## Exercise requirements
Copy each line in which the string "Area" occurs.

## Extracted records
--

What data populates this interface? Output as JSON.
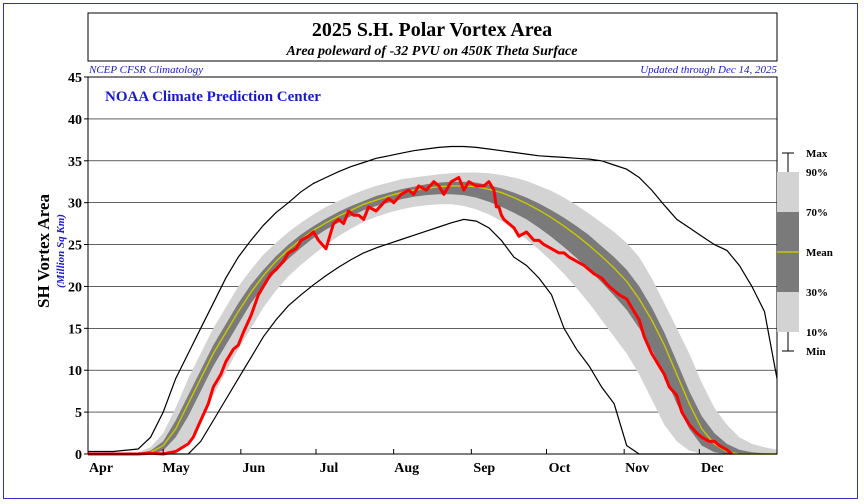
{
  "chart_data": {
    "type": "line",
    "title": "2025 S.H. Polar Vortex Area",
    "subtitle": "Area poleward of -32 PVU on 450K Theta Surface",
    "source_left": "NCEP CFSR Climatology",
    "source_right": "Updated through Dec 14, 2025",
    "annotation": "NOAA Climate Prediction Center",
    "ylabel": "SH Vortex Area",
    "ylabel_units": "(Million Sq Km)",
    "ylim": [
      0,
      45
    ],
    "yticks": [
      0,
      5,
      10,
      15,
      20,
      25,
      30,
      35,
      40,
      45
    ],
    "xlim": [
      0,
      275
    ],
    "xlabel_unit": "days since Apr 1",
    "xticks": [
      {
        "label": "Apr",
        "day": 0
      },
      {
        "label": "May",
        "day": 30
      },
      {
        "label": "Jun",
        "day": 61
      },
      {
        "label": "Jul",
        "day": 91
      },
      {
        "label": "Aug",
        "day": 122
      },
      {
        "label": "Sep",
        "day": 153
      },
      {
        "label": "Oct",
        "day": 183
      },
      {
        "label": "Nov",
        "day": 214
      },
      {
        "label": "Dec",
        "day": 244
      }
    ],
    "grid": true,
    "legend": {
      "labels": [
        "Max",
        "90%",
        "70%",
        "Mean",
        "30%",
        "10%",
        "Min"
      ],
      "placement": "right"
    },
    "climatology": {
      "x": [
        0,
        10,
        20,
        25,
        30,
        35,
        40,
        45,
        50,
        55,
        60,
        65,
        70,
        75,
        80,
        85,
        90,
        95,
        100,
        105,
        110,
        115,
        120,
        125,
        130,
        135,
        140,
        145,
        150,
        155,
        160,
        165,
        170,
        175,
        180,
        185,
        190,
        195,
        200,
        205,
        210,
        215,
        220,
        225,
        230,
        235,
        240,
        245,
        250,
        255,
        260,
        265,
        270,
        275
      ],
      "max": [
        0.3,
        0.3,
        0.6,
        2,
        5,
        9,
        12,
        15,
        18,
        21,
        23.5,
        25.5,
        27.3,
        28.8,
        30,
        31.3,
        32.3,
        33,
        33.7,
        34.3,
        34.8,
        35.3,
        35.6,
        35.9,
        36.2,
        36.4,
        36.6,
        36.7,
        36.7,
        36.6,
        36.4,
        36.2,
        36,
        35.8,
        35.6,
        35.5,
        35.4,
        35.3,
        35.2,
        35,
        34.5,
        34,
        33,
        31.5,
        29.7,
        28,
        27,
        26,
        25,
        24.3,
        22.5,
        20,
        17,
        9
      ],
      "p90": [
        0,
        0,
        0.2,
        0.8,
        2.5,
        5.5,
        9,
        12,
        15,
        17.5,
        20,
        22,
        23.8,
        25.2,
        26.5,
        27.6,
        28.6,
        29.5,
        30.2,
        30.9,
        31.5,
        32,
        32.4,
        32.8,
        33,
        33.2,
        33.4,
        33.5,
        33.6,
        33.6,
        33.5,
        33.3,
        33,
        32.6,
        32,
        31.4,
        30.6,
        29.7,
        28.7,
        27.6,
        26.5,
        25.2,
        23.5,
        21,
        18,
        15,
        12,
        8.5,
        5.5,
        3.5,
        2,
        1.2,
        0.8,
        0.5
      ],
      "p70": [
        0,
        0,
        0.1,
        0.4,
        1.5,
        4,
        7,
        10,
        13,
        15.5,
        18,
        20.2,
        22,
        23.6,
        25,
        26.2,
        27.2,
        28.1,
        28.9,
        29.6,
        30.2,
        30.8,
        31.2,
        31.6,
        31.9,
        32.2,
        32.4,
        32.5,
        32.5,
        32.4,
        32.1,
        31.7,
        31.2,
        30.6,
        29.9,
        29.1,
        28.2,
        27.2,
        26.1,
        24.8,
        23.5,
        22,
        20,
        17.5,
        14.5,
        11,
        7.5,
        4.5,
        2.5,
        1.2,
        0.5,
        0.2,
        0.1,
        0
      ],
      "mean": [
        0,
        0,
        0,
        0.2,
        1,
        3,
        6,
        9,
        12,
        14.5,
        17,
        19.3,
        21.3,
        23,
        24.4,
        25.6,
        26.7,
        27.6,
        28.4,
        29.1,
        29.8,
        30.3,
        30.8,
        31.2,
        31.5,
        31.7,
        31.9,
        32,
        32,
        31.9,
        31.6,
        31.2,
        30.6,
        29.9,
        29.1,
        28.2,
        27.2,
        26.1,
        24.9,
        23.6,
        22.2,
        20.6,
        18.5,
        16,
        13,
        9.5,
        6,
        3,
        1.2,
        0.3,
        0,
        0,
        0,
        0
      ],
      "p30": [
        0,
        0,
        0,
        0,
        0.4,
        2,
        4.5,
        7.5,
        10.5,
        13,
        15.5,
        18,
        20,
        21.8,
        23.3,
        24.6,
        25.8,
        26.8,
        27.6,
        28.4,
        29.1,
        29.6,
        30,
        30.4,
        30.7,
        30.9,
        31,
        31,
        30.9,
        30.6,
        30.1,
        29.5,
        28.8,
        28,
        27,
        25.9,
        24.7,
        23.4,
        22,
        20.5,
        18.9,
        17.2,
        15,
        12.5,
        9.5,
        6,
        3,
        1,
        0.2,
        0,
        0,
        0,
        0,
        0
      ],
      "p10": [
        0,
        0,
        0,
        0,
        0,
        0.3,
        1.5,
        4,
        7,
        9.8,
        12.5,
        15,
        17.5,
        19.5,
        21.2,
        22.6,
        23.8,
        25,
        26,
        26.9,
        27.7,
        28.3,
        28.8,
        29.2,
        29.5,
        29.7,
        29.8,
        29.8,
        29.6,
        29.2,
        28.6,
        27.8,
        26.8,
        25.6,
        24.4,
        23,
        21.5,
        19.8,
        18,
        16,
        14,
        12,
        9.5,
        6.5,
        3.5,
        1.5,
        0.4,
        0,
        0,
        0,
        0,
        0,
        0,
        0
      ],
      "min": [
        0,
        0,
        0,
        0,
        0,
        0,
        0,
        1.5,
        4,
        6.5,
        9,
        11.5,
        14,
        16,
        17.7,
        19,
        20.2,
        21.3,
        22.3,
        23.2,
        24,
        24.6,
        25.1,
        25.6,
        26.1,
        26.6,
        27.1,
        27.6,
        28,
        27.8,
        27,
        25.5,
        23.5,
        22.5,
        21,
        19,
        15,
        12.5,
        10.5,
        8,
        6,
        1,
        0,
        0,
        0,
        0,
        0,
        0,
        0,
        0,
        0,
        0,
        0,
        0
      ]
    },
    "series_2025": {
      "name": "2025",
      "x": [
        0,
        10,
        20,
        25,
        30,
        35,
        40,
        42,
        45,
        48,
        50,
        53,
        55,
        58,
        60,
        62,
        65,
        68,
        70,
        73,
        75,
        78,
        80,
        83,
        85,
        88,
        90,
        92,
        95,
        98,
        100,
        102,
        104,
        106,
        108,
        110,
        112,
        115,
        118,
        120,
        122,
        125,
        128,
        130,
        132,
        135,
        138,
        140,
        142,
        145,
        148,
        150,
        152,
        155,
        158,
        160,
        162,
        163,
        164,
        165,
        166,
        168,
        170,
        172,
        175,
        178,
        180,
        182,
        185,
        188,
        190,
        192,
        195,
        198,
        200,
        202,
        205,
        208,
        210,
        212,
        215,
        218,
        220,
        222,
        225,
        228,
        230,
        232,
        235,
        237,
        240,
        243,
        245,
        248,
        250,
        252,
        255,
        257
      ],
      "y": [
        0,
        0,
        0,
        0.1,
        0,
        0.3,
        1.2,
        2,
        4,
        6,
        8,
        9.5,
        11,
        12.5,
        13,
        14.5,
        16.5,
        19,
        20,
        21.5,
        22,
        23,
        24,
        24.5,
        25.5,
        26,
        26.5,
        25.5,
        24.5,
        27.5,
        28,
        27.5,
        29,
        28.5,
        28.5,
        28,
        29.5,
        29,
        30,
        30.5,
        30,
        31,
        31.5,
        31,
        32,
        31.5,
        32.5,
        32,
        31,
        32.5,
        33,
        31.5,
        32.5,
        32,
        32,
        32.5,
        31.5,
        29.5,
        29.5,
        28.5,
        28,
        27.5,
        27,
        26,
        26.5,
        25.5,
        25.5,
        25,
        24.5,
        24,
        24,
        23.5,
        23,
        22.5,
        22,
        21.5,
        21,
        20,
        19.5,
        19,
        18.5,
        17,
        16,
        14,
        12,
        10.5,
        9.5,
        8,
        7,
        5,
        3.5,
        2.5,
        2,
        1.5,
        1.5,
        1,
        0.5,
        0
      ]
    }
  }
}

--

## Answer below
    "title": "2025 S.H. Polar Vortex Area",
    "subtitle": "Area poleward of -32 PVU on 450K Theta Surface",
    "ylabel": "SH Vortex Area",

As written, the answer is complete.